● Prompt
Return the data exactly, with all pictures removed.

(Collected data entries)
++++++++

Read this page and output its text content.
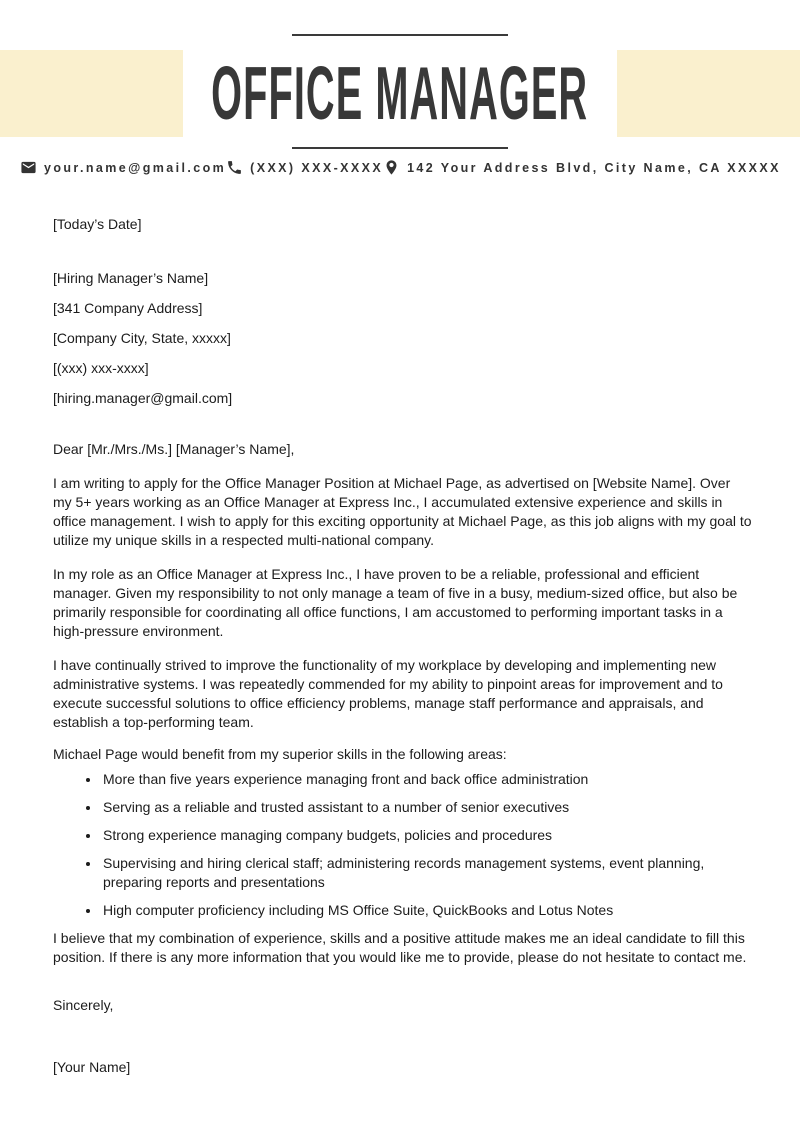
OFFICE MANAGER
your.name@gmail.com (XXX) XXX-XXXX 142 Your Address Blvd, City Name, CA XXXXX
[Today’s Date]
[Hiring Manager’s Name]
[341 Company Address]
[Company City, State, xxxxx]
[(xxx) xxx-xxxx]
[hiring.manager@gmail.com]
Dear [Mr./Mrs./Ms.] [Manager’s Name],
I am writing to apply for the Office Manager Position at Michael Page, as advertised on [Website Name]. Over my 5+ years working as an Office Manager at Express Inc., I accumulated extensive experience and skills in office management. I wish to apply for this exciting opportunity at Michael Page, as this job aligns with my goal to utilize my unique skills in a respected multi-national company.
In my role as an Office Manager at Express Inc., I have proven to be a reliable, professional and efficient manager. Given my responsibility to not only manage a team of five in a busy, medium-sized office, but also be primarily responsible for coordinating all office functions, I am accustomed to performing important tasks in a high-pressure environment.
I have continually strived to improve the functionality of my workplace by developing and implementing new administrative systems. I was repeatedly commended for my ability to pinpoint areas for improvement and to execute successful solutions to office efficiency problems, manage staff performance and appraisals, and establish a top-performing team.
Michael Page would benefit from my superior skills in the following areas:
• More than five years experience managing front and back office administration
• Serving as a reliable and trusted assistant to a number of senior executives
• Strong experience managing company budgets, policies and procedures
• Supervising and hiring clerical staff; administering records management systems, event planning, preparing reports and presentations
• High computer proficiency including MS Office Suite, QuickBooks and Lotus Notes
I believe that my combination of experience, skills and a positive attitude makes me an ideal candidate to fill this position. If there is any more information that you would like me to provide, please do not hesitate to contact me.
Sincerely,
[Your Name]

++++++++

● Full solution
Read this page and output its text content.
OFFICE MANAGER
your.name@gmail.com (XXX) XXX-XXXX 142 Your Address Blvd, City Name, CA XXXXX
[Today’s Date]
[Hiring Manager’s Name]
[341 Company Address]
[Company City, State, xxxxx]
[(xxx) xxx-xxxx]
[hiring.manager@gmail.com]
Dear [Mr./Mrs./Ms.] [Manager’s Name],
I am writing to apply for the Office Manager Position at Michael Page, as advertised on [Website Name]. Over my 5+ years working as an Office Manager at Express Inc., I accumulated extensive experience and skills in office management. I wish to apply for this exciting opportunity at Michael Page, as this job aligns with my goal to utilize my unique skills in a respected multi-national company.
In my role as an Office Manager at Express Inc., I have proven to be a reliable, professional and efficient manager. Given my responsibility to not only manage a team of five in a busy, medium-sized office, but also be primarily responsible for coordinating all office functions, I am accustomed to performing important tasks in a high-pressure environment.
I have continually strived to improve the functionality of my workplace by developing and implementing new administrative systems. I was repeatedly commended for my ability to pinpoint areas for improvement and to execute successful solutions to office efficiency problems, manage staff performance and appraisals, and establish a top-performing team.
Michael Page would benefit from my superior skills in the following areas:
• More than five years experience managing front and back office administration
• Serving as a reliable and trusted assistant to a number of senior executives
• Strong experience managing company budgets, policies and procedures
• Supervising and hiring clerical staff; administering records management systems, event planning, preparing reports and presentations
• High computer proficiency including MS Office Suite, QuickBooks and Lotus Notes
I believe that my combination of experience, skills and a positive attitude makes me an ideal candidate to fill this position. If there is any more information that you would like me to provide, please do not hesitate to contact me.
Sincerely,
[Your Name]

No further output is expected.